Look at the entries below and reproduce them exactly.

Data records ▸
>> BEGIN
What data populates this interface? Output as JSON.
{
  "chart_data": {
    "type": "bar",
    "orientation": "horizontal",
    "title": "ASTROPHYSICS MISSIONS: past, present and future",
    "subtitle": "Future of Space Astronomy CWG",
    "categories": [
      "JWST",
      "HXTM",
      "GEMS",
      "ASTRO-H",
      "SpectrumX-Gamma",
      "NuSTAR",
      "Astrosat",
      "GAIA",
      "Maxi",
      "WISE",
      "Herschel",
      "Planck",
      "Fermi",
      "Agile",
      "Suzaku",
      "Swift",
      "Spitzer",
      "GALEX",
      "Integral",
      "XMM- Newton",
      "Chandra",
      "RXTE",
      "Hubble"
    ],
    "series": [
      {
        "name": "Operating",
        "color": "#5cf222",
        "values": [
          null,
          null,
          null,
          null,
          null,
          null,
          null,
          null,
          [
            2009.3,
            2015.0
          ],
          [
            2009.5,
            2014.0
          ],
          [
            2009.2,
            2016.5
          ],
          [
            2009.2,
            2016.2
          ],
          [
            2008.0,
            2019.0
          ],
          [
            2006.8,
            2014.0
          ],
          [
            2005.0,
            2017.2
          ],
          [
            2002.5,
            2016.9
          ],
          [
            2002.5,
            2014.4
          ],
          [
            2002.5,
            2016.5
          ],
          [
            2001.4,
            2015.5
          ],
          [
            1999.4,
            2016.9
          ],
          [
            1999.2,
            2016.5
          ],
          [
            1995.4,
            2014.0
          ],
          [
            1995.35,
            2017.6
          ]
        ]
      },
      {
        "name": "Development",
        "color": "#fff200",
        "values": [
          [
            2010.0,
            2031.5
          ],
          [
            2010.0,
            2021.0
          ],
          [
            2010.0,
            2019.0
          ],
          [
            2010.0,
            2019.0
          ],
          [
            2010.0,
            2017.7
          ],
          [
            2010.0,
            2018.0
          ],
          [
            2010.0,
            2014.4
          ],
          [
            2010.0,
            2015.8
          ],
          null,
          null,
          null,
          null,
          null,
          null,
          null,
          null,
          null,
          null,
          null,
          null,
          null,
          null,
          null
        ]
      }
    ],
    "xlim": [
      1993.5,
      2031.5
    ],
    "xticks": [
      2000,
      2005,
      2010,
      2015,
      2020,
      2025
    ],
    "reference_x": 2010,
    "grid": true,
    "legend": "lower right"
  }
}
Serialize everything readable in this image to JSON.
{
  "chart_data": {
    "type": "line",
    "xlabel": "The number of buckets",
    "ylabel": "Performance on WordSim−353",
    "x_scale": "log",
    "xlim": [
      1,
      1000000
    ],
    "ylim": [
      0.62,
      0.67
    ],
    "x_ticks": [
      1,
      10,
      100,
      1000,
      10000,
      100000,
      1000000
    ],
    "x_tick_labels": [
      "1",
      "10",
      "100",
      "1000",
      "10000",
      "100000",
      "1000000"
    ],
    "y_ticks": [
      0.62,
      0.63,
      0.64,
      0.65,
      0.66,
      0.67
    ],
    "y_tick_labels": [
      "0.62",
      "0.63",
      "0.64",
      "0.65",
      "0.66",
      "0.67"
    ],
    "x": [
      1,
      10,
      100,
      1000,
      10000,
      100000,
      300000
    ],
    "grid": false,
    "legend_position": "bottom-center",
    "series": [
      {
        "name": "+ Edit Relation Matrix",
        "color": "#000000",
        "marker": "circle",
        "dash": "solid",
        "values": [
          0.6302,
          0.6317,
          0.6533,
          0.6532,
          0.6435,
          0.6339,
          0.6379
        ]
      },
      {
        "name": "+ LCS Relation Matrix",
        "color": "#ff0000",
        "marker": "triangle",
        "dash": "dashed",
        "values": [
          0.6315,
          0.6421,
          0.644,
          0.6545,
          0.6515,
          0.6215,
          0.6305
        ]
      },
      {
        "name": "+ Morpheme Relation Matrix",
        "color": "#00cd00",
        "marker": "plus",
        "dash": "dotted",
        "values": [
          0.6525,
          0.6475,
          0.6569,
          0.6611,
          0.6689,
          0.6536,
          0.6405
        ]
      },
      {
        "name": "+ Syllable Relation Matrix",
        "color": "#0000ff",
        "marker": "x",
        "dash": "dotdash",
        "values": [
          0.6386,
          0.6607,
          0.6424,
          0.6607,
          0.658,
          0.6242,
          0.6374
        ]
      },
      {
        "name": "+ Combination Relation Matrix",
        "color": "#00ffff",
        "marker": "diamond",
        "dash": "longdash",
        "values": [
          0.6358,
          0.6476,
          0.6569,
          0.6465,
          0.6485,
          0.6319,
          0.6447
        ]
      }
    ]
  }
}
>> END
Final answer ▸
What data populates this interface? Output as JSON.
{
  "chart_data": {
    "type": "bar",
    "orientation": "horizontal",
    "title": "ASTROPHYSICS MISSIONS: past, present and future",
    "subtitle": "Future of Space Astronomy CWG",
    "categories": [
      "JWST",
      "HXTM",
      "GEMS",
      "ASTRO-H",
      "SpectrumX-Gamma",
      "NuSTAR",
      "Astrosat",
      "GAIA",
      "Maxi",
      "WISE",
      "Herschel",
      "Planck",
      "Fermi",
      "Agile",
      "Suzaku",
      "Swift",
      "Spitzer",
      "GALEX",
      "Integral",
      "XMM- Newton",
      "Chandra",
      "RXTE",
      "Hubble"
    ],
    "series": [
      {
        "name": "Operating",
        "color": "#5cf222",
        "values": [
          null,
          null,
          null,
          null,
          null,
          null,
          null,
          null,
          [
            2009.3,
            2015.0
          ],
          [
            2009.5,
            2014.0
          ],
          [
            2009.2,
            2016.5
          ],
          [
            2009.2,
            2016.2
          ],
          [
            2008.0,
            2019.0
          ],
          [
            2006.8,
            2014.0
          ],
          [
            2005.0,
            2017.2
          ],
          [
            2002.5,
            2016.9
          ],
          [
            2002.5,
            2014.4
          ],
          [
            2002.5,
            2016.5
          ],
          [
            2001.4,
            2015.5
          ],
          [
            1999.4,
            2016.9
          ],
          [
            1999.2,
            2016.5
          ],
          [
            1995.4,
            2014.0
          ],
          [
            1995.35,
            2017.6
          ]
        ]
      },
      {
        "name": "Development",
        "color": "#fff200",
        "values": [
          [
            2010.0,
            2031.5
          ],
          [
            2010.0,
            2021.0
          ],
          [
            2010.0,
            2019.0
          ],
          [
            2010.0,
            2019.0
          ],
          [
            2010.0,
            2017.7
          ],
          [
            2010.0,
            2018.0
          ],
          [
            2010.0,
            2014.4
          ],
          [
            2010.0,
            2015.8
          ],
          null,
          null,
          null,
          null,
          null,
          null,
          null,
          null,
          null,
          null,
          null,
          null,
          null,
          null,
          null
        ]
      }
    ],
    "xlim": [
      1993.5,
      2031.5
    ],
    "xticks": [
      2000,
      2005,
      2010,
      2015,
      2020,
      2025
    ],
    "reference_x": 2010,
    "grid": true,
    "legend": "lower right"
  }
}
Serialize everything readable in this image to JSON.
{
  "chart_data": {
    "type": "line",
    "xlabel": "The number of buckets",
    "ylabel": "Performance on WordSim−353",
    "x_scale": "log",
    "xlim": [
      1,
      1000000
    ],
    "ylim": [
      0.62,
      0.67
    ],
    "x_ticks": [
      1,
      10,
      100,
      1000,
      10000,
      100000,
      1000000
    ],
    "x_tick_labels": [
      "1",
      "10",
      "100",
      "1000",
      "10000",
      "100000",
      "1000000"
    ],
    "y_ticks": [
      0.62,
      0.63,
      0.64,
      0.65,
      0.66,
      0.67
    ],
    "y_tick_labels": [
      "0.62",
      "0.63",
      "0.64",
      "0.65",
      "0.66",
      "0.67"
    ],
    "x": [
      1,
      10,
      100,
      1000,
      10000,
      100000,
      300000
    ],
    "grid": false,
    "legend_position": "bottom-center",
    "series": [
      {
        "name": "+ Edit Relation Matrix",
        "color": "#000000",
        "marker": "circle",
        "dash": "solid",
        "values": [
          0.6302,
          0.6317,
          0.6533,
          0.6532,
          0.6435,
          0.6339,
          0.6379
        ]
      },
      {
        "name": "+ LCS Relation Matrix",
        "color": "#ff0000",
        "marker": "triangle",
        "dash": "dashed",
        "values": [
          0.6315,
          0.6421,
          0.644,
          0.6545,
          0.6515,
          0.6215,
          0.6305
        ]
      },
      {
        "name": "+ Morpheme Relation Matrix",
        "color": "#00cd00",
        "marker": "plus",
        "dash": "dotted",
        "values": [
          0.6525,
          0.6475,
          0.6569,
          0.6611,
          0.6689,
          0.6536,
          0.6405
        ]
      },
      {
        "name": "+ Syllable Relation Matrix",
        "color": "#0000ff",
        "marker": "x",
        "dash": "dotdash",
        "values": [
          0.6386,
          0.6607,
          0.6424,
          0.6607,
          0.658,
          0.6242,
          0.6374
        ]
      },
      {
        "name": "+ Combination Relation Matrix",
        "color": "#00ffff",
        "marker": "diamond",
        "dash": "longdash",
        "values": [
          0.6358,
          0.6476,
          0.6569,
          0.6465,
          0.6485,
          0.6319,
          0.6447
        ]
      }
    ]
  }
}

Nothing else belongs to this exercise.